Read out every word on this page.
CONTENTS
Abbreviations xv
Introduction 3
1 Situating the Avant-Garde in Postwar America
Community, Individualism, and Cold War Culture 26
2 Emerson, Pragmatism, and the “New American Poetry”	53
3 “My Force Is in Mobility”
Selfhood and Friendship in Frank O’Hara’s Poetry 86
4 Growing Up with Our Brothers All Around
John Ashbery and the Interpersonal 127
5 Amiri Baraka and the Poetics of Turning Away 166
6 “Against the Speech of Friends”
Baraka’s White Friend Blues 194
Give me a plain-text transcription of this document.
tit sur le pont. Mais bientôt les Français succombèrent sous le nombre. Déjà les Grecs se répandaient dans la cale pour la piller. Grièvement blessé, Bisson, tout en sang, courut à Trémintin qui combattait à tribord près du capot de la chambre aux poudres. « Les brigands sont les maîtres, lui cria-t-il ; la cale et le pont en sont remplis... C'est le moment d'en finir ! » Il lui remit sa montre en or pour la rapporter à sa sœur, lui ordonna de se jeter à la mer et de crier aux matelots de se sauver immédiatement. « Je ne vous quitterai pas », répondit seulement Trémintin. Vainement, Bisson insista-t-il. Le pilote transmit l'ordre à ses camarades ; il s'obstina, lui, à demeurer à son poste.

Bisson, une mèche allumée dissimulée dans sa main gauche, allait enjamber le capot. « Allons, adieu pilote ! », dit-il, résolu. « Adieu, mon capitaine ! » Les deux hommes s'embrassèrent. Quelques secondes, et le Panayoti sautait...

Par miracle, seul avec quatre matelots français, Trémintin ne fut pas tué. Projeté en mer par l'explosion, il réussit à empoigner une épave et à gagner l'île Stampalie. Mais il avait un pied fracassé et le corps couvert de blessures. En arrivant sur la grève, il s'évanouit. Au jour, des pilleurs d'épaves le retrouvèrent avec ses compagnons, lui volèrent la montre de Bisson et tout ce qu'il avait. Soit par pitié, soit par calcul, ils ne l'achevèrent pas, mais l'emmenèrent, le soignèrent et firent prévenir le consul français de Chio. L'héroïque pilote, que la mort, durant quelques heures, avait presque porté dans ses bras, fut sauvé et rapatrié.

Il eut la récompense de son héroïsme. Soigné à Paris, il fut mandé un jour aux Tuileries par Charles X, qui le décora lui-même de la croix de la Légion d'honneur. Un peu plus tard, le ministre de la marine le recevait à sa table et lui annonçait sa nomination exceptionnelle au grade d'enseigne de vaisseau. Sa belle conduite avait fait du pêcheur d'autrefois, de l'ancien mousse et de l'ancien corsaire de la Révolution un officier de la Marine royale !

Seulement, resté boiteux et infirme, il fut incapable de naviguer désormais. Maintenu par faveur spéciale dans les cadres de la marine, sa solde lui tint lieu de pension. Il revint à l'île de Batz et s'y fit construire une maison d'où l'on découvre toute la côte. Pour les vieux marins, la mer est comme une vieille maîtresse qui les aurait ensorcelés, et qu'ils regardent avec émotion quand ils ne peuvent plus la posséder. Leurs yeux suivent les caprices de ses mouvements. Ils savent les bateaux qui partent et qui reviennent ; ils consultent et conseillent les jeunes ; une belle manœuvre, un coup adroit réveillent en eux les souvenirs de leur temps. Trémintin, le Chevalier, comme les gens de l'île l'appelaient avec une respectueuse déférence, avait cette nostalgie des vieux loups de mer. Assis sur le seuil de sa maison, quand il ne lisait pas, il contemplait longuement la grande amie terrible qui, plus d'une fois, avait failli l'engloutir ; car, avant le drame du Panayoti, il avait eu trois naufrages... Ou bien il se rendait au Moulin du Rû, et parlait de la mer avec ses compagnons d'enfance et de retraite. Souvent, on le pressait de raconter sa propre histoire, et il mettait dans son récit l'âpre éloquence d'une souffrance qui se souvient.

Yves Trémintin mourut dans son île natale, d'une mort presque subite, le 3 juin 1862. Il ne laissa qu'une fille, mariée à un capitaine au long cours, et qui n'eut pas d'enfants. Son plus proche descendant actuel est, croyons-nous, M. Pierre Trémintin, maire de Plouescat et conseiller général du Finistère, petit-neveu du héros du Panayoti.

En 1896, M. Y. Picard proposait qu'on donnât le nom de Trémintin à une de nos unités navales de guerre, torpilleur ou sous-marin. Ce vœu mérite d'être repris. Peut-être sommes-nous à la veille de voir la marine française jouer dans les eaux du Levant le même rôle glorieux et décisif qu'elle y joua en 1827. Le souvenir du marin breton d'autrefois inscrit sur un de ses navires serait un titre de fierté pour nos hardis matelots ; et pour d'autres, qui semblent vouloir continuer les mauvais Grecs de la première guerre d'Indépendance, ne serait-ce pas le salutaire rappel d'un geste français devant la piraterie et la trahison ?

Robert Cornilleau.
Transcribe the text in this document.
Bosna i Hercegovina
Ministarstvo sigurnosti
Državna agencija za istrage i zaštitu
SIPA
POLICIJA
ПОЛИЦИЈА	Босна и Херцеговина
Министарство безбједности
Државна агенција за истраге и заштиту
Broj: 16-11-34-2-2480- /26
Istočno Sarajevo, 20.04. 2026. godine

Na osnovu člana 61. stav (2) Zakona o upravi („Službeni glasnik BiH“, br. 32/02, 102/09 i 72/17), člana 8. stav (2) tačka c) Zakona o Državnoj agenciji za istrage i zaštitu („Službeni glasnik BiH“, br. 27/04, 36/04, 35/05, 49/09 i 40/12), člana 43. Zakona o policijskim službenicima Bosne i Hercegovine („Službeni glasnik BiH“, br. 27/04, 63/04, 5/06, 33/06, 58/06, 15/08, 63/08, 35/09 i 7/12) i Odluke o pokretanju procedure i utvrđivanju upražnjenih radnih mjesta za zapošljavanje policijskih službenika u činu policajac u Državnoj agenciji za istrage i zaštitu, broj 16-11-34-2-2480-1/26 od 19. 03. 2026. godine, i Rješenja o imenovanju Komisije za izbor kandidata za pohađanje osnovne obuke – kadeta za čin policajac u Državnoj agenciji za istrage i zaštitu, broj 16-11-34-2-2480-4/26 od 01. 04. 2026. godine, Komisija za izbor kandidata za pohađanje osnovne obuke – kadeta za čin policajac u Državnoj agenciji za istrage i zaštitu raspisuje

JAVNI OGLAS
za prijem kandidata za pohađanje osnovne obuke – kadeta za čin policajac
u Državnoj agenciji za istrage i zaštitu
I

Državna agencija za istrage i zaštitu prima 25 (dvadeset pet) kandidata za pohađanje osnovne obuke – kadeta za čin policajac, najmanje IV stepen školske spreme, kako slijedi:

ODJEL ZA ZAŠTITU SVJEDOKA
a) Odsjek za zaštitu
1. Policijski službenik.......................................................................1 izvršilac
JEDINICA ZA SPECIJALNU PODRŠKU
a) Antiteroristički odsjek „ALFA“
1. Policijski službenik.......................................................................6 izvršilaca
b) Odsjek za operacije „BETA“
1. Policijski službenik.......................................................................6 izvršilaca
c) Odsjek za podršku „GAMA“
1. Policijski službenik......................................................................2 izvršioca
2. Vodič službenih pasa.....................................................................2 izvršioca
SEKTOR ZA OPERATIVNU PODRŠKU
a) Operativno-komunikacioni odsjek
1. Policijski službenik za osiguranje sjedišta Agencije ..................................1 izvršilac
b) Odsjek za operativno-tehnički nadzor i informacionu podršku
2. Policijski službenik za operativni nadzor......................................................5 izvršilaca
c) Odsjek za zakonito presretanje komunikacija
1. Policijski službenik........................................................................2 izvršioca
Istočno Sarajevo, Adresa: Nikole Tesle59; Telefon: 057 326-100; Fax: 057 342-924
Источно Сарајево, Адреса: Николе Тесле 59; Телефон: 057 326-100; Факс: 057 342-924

══════

◆ Task directions
What do the records say? Quote them all exactly.

◆ Finished task
Read out every word on this page.
CONTENTS
Abbreviations xv
Introduction 3
1 Situating the Avant-Garde in Postwar America
Community, Individualism, and Cold War Culture 26
2 Emerson, Pragmatism, and the “New American Poetry”	53
3 “My Force Is in Mobility”
Selfhood and Friendship in Frank O’Hara’s Poetry 86
4 Growing Up with Our Brothers All Around
John Ashbery and the Interpersonal 127
5 Amiri Baraka and the Poetics of Turning Away 166
6 “Against the Speech of Friends”
Baraka’s White Friend Blues 194
Give me a plain-text transcription of this document.
tit sur le pont. Mais bientôt les Français succombèrent sous le nombre. Déjà les Grecs se répandaient dans la cale pour la piller. Grièvement blessé, Bisson, tout en sang, courut à Trémintin qui combattait à tribord près du capot de la chambre aux poudres. « Les brigands sont les maîtres, lui cria-t-il ; la cale et le pont en sont remplis... C'est le moment d'en finir ! » Il lui remit sa montre en or pour la rapporter à sa sœur, lui ordonna de se jeter à la mer et de crier aux matelots de se sauver immédiatement. « Je ne vous quitterai pas », répondit seulement Trémintin. Vainement, Bisson insista-t-il. Le pilote transmit l'ordre à ses camarades ; il s'obstina, lui, à demeurer à son poste.

Bisson, une mèche allumée dissimulée dans sa main gauche, allait enjamber le capot. « Allons, adieu pilote ! », dit-il, résolu. « Adieu, mon capitaine ! » Les deux hommes s'embrassèrent. Quelques secondes, et le Panayoti sautait...

Par miracle, seul avec quatre matelots français, Trémintin ne fut pas tué. Projeté en mer par l'explosion, il réussit à empoigner une épave et à gagner l'île Stampalie. Mais il avait un pied fracassé et le corps couvert de blessures. En arrivant sur la grève, il s'évanouit. Au jour, des pilleurs d'épaves le retrouvèrent avec ses compagnons, lui volèrent la montre de Bisson et tout ce qu'il avait. Soit par pitié, soit par calcul, ils ne l'achevèrent pas, mais l'emmenèrent, le soignèrent et firent prévenir le consul français de Chio. L'héroïque pilote, que la mort, durant quelques heures, avait presque porté dans ses bras, fut sauvé et rapatrié.

Il eut la récompense de son héroïsme. Soigné à Paris, il fut mandé un jour aux Tuileries par Charles X, qui le décora lui-même de la croix de la Légion d'honneur. Un peu plus tard, le ministre de la marine le recevait à sa table et lui annonçait sa nomination exceptionnelle au grade d'enseigne de vaisseau. Sa belle conduite avait fait du pêcheur d'autrefois, de l'ancien mousse et de l'ancien corsaire de la Révolution un officier de la Marine royale !

Seulement, resté boiteux et infirme, il fut incapable de naviguer désormais. Maintenu par faveur spéciale dans les cadres de la marine, sa solde lui tint lieu de pension. Il revint à l'île de Batz et s'y fit construire une maison d'où l'on découvre toute la côte. Pour les vieux marins, la mer est comme une vieille maîtresse qui les aurait ensorcelés, et qu'ils regardent avec émotion quand ils ne peuvent plus la posséder. Leurs yeux suivent les caprices de ses mouvements. Ils savent les bateaux qui partent et qui reviennent ; ils consultent et conseillent les jeunes ; une belle manœuvre, un coup adroit réveillent en eux les souvenirs de leur temps. Trémintin, le Chevalier, comme les gens de l'île l'appelaient avec une respectueuse déférence, avait cette nostalgie des vieux loups de mer. Assis sur le seuil de sa maison, quand il ne lisait pas, il contemplait longuement la grande amie terrible qui, plus d'une fois, avait failli l'engloutir ; car, avant le drame du Panayoti, il avait eu trois naufrages... Ou bien il se rendait au Moulin du Rû, et parlait de la mer avec ses compagnons d'enfance et de retraite. Souvent, on le pressait de raconter sa propre histoire, et il mettait dans son récit l'âpre éloquence d'une souffrance qui se souvient.

Yves Trémintin mourut dans son île natale, d'une mort presque subite, le 3 juin 1862. Il ne laissa qu'une fille, mariée à un capitaine au long cours, et qui n'eut pas d'enfants. Son plus proche descendant actuel est, croyons-nous, M. Pierre Trémintin, maire de Plouescat et conseiller général du Finistère, petit-neveu du héros du Panayoti.

En 1896, M. Y. Picard proposait qu'on donnât le nom de Trémintin à une de nos unités navales de guerre, torpilleur ou sous-marin. Ce vœu mérite d'être repris. Peut-être sommes-nous à la veille de voir la marine française jouer dans les eaux du Levant le même rôle glorieux et décisif qu'elle y joua en 1827. Le souvenir du marin breton d'autrefois inscrit sur un de ses navires serait un titre de fierté pour nos hardis matelots ; et pour d'autres, qui semblent vouloir continuer les mauvais Grecs de la première guerre d'Indépendance, ne serait-ce pas le salutaire rappel d'un geste français devant la piraterie et la trahison ?

Robert Cornilleau.
Transcribe the text in this document.
Bosna i Hercegovina
Ministarstvo sigurnosti
Državna agencija za istrage i zaštitu
SIPA
POLICIJA
ПОЛИЦИЈА	Босна и Херцеговина
Министарство безбједности
Државна агенција за истраге и заштиту
Broj: 16-11-34-2-2480- /26
Istočno Sarajevo, 20.04. 2026. godine

Na osnovu člana 61. stav (2) Zakona o upravi („Službeni glasnik BiH“, br. 32/02, 102/09 i 72/17), člana 8. stav (2) tačka c) Zakona o Državnoj agenciji za istrage i zaštitu („Službeni glasnik BiH“, br. 27/04, 36/04, 35/05, 49/09 i 40/12), člana 43. Zakona o policijskim službenicima Bosne i Hercegovine („Službeni glasnik BiH“, br. 27/04, 63/04, 5/06, 33/06, 58/06, 15/08, 63/08, 35/09 i 7/12) i Odluke o pokretanju procedure i utvrđivanju upražnjenih radnih mjesta za zapošljavanje policijskih službenika u činu policajac u Državnoj agenciji za istrage i zaštitu, broj 16-11-34-2-2480-1/26 od 19. 03. 2026. godine, i Rješenja o imenovanju Komisije za izbor kandidata za pohađanje osnovne obuke – kadeta za čin policajac u Državnoj agenciji za istrage i zaštitu, broj 16-11-34-2-2480-4/26 od 01. 04. 2026. godine, Komisija za izbor kandidata za pohađanje osnovne obuke – kadeta za čin policajac u Državnoj agenciji za istrage i zaštitu raspisuje

JAVNI OGLAS
za prijem kandidata za pohađanje osnovne obuke – kadeta za čin policajac
u Državnoj agenciji za istrage i zaštitu
I

Državna agencija za istrage i zaštitu prima 25 (dvadeset pet) kandidata za pohađanje osnovne obuke – kadeta za čin policajac, najmanje IV stepen školske spreme, kako slijedi:

ODJEL ZA ZAŠTITU SVJEDOKA
a) Odsjek za zaštitu
1. Policijski službenik.......................................................................1 izvršilac
JEDINICA ZA SPECIJALNU PODRŠKU
a) Antiteroristički odsjek „ALFA“
1. Policijski službenik.......................................................................6 izvršilaca
b) Odsjek za operacije „BETA“
1. Policijski službenik.......................................................................6 izvršilaca
c) Odsjek za podršku „GAMA“
1. Policijski službenik......................................................................2 izvršioca
2. Vodič službenih pasa.....................................................................2 izvršioca
SEKTOR ZA OPERATIVNU PODRŠKU
a) Operativno-komunikacioni odsjek
1. Policijski službenik za osiguranje sjedišta Agencije ..................................1 izvršilac
b) Odsjek za operativno-tehnički nadzor i informacionu podršku
2. Policijski službenik za operativni nadzor......................................................5 izvršilaca
c) Odsjek za zakonito presretanje komunikacija
1. Policijski službenik........................................................................2 izvršioca
Istočno Sarajevo, Adresa: Nikole Tesle59; Telefon: 057 326-100; Fax: 057 342-924
Источно Сарајево, Адреса: Николе Тесле 59; Телефон: 057 326-100; Факс: 057 342-924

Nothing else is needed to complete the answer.